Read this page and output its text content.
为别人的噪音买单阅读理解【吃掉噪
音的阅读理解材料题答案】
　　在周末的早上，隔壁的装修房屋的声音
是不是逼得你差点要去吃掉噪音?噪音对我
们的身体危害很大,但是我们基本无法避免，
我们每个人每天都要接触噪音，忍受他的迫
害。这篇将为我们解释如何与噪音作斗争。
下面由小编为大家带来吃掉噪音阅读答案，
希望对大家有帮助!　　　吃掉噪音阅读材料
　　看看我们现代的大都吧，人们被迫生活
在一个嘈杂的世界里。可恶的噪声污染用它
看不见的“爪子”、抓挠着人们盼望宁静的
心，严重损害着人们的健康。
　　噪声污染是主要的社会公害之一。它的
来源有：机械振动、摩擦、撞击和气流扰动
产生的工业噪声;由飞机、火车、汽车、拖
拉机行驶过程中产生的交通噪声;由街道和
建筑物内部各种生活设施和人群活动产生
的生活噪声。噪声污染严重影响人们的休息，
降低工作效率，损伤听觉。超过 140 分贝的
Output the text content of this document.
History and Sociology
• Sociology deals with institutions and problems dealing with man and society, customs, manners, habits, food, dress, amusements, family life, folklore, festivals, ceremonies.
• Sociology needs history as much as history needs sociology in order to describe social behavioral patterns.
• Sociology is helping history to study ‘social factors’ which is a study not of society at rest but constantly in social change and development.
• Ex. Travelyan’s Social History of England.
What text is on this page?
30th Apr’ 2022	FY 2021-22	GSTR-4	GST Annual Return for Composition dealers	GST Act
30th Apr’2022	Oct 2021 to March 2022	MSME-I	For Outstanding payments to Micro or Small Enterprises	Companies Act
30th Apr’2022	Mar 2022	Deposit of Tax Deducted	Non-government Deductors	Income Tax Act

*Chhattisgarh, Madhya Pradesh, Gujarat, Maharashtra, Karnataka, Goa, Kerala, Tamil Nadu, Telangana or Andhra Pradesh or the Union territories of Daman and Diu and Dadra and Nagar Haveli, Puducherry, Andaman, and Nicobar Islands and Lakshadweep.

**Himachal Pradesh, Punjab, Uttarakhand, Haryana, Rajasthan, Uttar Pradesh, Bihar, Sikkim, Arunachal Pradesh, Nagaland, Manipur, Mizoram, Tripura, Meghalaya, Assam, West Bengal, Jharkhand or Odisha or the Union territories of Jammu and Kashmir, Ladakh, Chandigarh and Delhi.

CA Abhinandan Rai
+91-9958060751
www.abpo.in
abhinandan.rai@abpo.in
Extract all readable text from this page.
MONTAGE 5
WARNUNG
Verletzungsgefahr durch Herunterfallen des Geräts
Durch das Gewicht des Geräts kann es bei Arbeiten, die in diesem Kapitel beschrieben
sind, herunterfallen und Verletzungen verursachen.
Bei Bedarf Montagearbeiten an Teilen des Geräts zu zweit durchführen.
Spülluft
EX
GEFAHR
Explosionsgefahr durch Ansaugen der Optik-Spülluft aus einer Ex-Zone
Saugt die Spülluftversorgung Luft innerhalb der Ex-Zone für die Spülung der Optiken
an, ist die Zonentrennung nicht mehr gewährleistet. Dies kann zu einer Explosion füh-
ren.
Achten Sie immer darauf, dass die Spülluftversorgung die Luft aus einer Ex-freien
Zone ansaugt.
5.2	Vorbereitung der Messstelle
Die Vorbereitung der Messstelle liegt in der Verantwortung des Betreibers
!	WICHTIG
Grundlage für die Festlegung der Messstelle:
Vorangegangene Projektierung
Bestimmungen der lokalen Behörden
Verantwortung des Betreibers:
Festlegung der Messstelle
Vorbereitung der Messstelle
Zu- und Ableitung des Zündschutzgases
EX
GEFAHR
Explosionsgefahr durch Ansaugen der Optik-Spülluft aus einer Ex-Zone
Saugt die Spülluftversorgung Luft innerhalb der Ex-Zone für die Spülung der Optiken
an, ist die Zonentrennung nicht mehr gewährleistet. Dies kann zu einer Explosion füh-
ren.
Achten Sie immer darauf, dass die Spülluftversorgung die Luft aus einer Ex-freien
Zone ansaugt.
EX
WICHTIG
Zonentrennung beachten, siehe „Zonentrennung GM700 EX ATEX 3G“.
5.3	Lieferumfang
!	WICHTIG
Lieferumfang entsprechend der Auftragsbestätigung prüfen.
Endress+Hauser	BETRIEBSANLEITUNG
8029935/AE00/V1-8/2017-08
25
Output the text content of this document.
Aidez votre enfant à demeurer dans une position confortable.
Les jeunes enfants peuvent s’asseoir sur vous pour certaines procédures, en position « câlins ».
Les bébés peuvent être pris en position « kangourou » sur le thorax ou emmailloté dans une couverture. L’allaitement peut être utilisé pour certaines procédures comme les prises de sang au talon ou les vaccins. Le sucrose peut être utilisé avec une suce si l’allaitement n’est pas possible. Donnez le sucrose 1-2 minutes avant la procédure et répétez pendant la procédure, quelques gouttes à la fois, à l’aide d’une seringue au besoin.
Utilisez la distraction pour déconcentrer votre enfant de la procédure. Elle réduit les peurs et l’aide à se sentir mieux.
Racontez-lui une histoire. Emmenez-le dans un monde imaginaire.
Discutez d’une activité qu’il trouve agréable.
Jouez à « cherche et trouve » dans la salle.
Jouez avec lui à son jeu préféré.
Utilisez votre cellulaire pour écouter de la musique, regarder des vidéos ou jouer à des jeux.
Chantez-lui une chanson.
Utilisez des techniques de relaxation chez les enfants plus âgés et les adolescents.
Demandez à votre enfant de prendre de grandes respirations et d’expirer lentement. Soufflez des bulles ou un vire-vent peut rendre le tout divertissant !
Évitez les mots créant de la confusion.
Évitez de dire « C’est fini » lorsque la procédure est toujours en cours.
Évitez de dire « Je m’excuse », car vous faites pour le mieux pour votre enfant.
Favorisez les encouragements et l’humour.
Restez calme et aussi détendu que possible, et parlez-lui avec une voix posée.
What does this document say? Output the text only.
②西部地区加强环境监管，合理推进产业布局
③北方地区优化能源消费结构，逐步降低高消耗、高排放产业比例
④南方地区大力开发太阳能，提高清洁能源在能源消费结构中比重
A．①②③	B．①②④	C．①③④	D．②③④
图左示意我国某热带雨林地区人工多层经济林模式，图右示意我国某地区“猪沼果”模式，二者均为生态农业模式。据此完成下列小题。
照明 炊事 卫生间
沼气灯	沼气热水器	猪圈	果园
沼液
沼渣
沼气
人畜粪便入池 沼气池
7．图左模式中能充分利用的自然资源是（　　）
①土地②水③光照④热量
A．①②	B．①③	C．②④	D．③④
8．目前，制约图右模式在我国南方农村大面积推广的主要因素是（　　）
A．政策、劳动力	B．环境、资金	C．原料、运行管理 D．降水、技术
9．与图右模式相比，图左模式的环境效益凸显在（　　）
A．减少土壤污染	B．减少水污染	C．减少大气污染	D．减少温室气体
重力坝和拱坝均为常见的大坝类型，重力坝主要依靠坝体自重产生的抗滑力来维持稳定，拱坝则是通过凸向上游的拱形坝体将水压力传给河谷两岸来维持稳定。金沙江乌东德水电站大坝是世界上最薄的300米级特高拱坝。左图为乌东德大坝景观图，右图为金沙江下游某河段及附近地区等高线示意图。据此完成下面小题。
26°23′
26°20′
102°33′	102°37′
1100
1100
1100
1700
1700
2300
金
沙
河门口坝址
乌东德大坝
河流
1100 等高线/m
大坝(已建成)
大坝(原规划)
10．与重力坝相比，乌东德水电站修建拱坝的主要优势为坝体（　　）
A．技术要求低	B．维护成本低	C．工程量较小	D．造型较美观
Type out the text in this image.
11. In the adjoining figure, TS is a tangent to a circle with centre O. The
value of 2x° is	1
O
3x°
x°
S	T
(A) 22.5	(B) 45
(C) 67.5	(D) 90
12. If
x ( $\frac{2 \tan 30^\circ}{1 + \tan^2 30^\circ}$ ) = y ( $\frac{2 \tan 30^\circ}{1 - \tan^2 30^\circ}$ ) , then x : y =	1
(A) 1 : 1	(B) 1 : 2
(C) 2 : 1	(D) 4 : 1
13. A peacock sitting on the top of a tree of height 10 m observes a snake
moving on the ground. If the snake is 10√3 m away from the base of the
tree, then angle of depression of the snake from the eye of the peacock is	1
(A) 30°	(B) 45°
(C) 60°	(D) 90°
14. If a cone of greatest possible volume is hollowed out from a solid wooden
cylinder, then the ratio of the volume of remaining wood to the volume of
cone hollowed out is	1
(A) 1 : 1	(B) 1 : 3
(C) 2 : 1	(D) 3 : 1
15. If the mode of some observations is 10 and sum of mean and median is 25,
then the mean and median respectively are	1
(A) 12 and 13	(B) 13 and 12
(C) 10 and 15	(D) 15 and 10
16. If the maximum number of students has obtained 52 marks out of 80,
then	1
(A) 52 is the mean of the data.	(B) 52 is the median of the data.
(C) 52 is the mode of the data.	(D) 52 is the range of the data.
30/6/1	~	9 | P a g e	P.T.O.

┄┄┄┄┄┄

Set down, word for word, only the lines running from the line with "What does this" to the last line of the listing above. Both of those lines belong in your answer.

What does this document say? Output the text only.
②西部地区加强环境监管，合理推进产业布局
③北方地区优化能源消费结构，逐步降低高消耗、高排放产业比例
④南方地区大力开发太阳能，提高清洁能源在能源消费结构中比重
A．①②③	B．①②④	C．①③④	D．②③④
图左示意我国某热带雨林地区人工多层经济林模式，图右示意我国某地区“猪沼果”模式，二者均为生态农业模式。据此完成下列小题。
照明 炊事 卫生间
沼气灯	沼气热水器	猪圈	果园
沼液
沼渣
沼气
人畜粪便入池 沼气池
7．图左模式中能充分利用的自然资源是（　　）
①土地②水③光照④热量
A．①②	B．①③	C．②④	D．③④
8．目前，制约图右模式在我国南方农村大面积推广的主要因素是（　　）
A．政策、劳动力	B．环境、资金	C．原料、运行管理 D．降水、技术
9．与图右模式相比，图左模式的环境效益凸显在（　　）
A．减少土壤污染	B．减少水污染	C．减少大气污染	D．减少温室气体
重力坝和拱坝均为常见的大坝类型，重力坝主要依靠坝体自重产生的抗滑力来维持稳定，拱坝则是通过凸向上游的拱形坝体将水压力传给河谷两岸来维持稳定。金沙江乌东德水电站大坝是世界上最薄的300米级特高拱坝。左图为乌东德大坝景观图，右图为金沙江下游某河段及附近地区等高线示意图。据此完成下面小题。
26°23′
26°20′
102°33′	102°37′
1100
1100
1100
1700
1700
2300
金
沙
河门口坝址
乌东德大坝
河流
1100 等高线/m
大坝(已建成)
大坝(原规划)
10．与重力坝相比，乌东德水电站修建拱坝的主要优势为坝体（　　）
A．技术要求低	B．维护成本低	C．工程量较小	D．造型较美观
Type out the text in this image.
11. In the adjoining figure, TS is a tangent to a circle with centre O. The
value of 2x° is	1
O
3x°
x°
S	T
(A) 22.5	(B) 45
(C) 67.5	(D) 90
12. If
x ( $\frac{2 \tan 30^\circ}{1 + \tan^2 30^\circ}$ ) = y ( $\frac{2 \tan 30^\circ}{1 - \tan^2 30^\circ}$ ) , then x : y =	1
(A) 1 : 1	(B) 1 : 2
(C) 2 : 1	(D) 4 : 1
13. A peacock sitting on the top of a tree of height 10 m observes a snake
moving on the ground. If the snake is 10√3 m away from the base of the
tree, then angle of depression of the snake from the eye of the peacock is	1
(A) 30°	(B) 45°
(C) 60°	(D) 90°
14. If a cone of greatest possible volume is hollowed out from a solid wooden
cylinder, then the ratio of the volume of remaining wood to the volume of
cone hollowed out is	1
(A) 1 : 1	(B) 1 : 3
(C) 2 : 1	(D) 3 : 1
15. If the mode of some observations is 10 and sum of mean and median is 25,
then the mean and median respectively are	1
(A) 12 and 13	(B) 13 and 12
(C) 10 and 15	(D) 15 and 10
16. If the maximum number of students has obtained 52 marks out of 80,
then	1
(A) 52 is the mean of the data.	(B) 52 is the median of the data.
(C) 52 is the mode of the data.	(D) 52 is the range of the data.
30/6/1	~	9 | P a g e	P.T.O.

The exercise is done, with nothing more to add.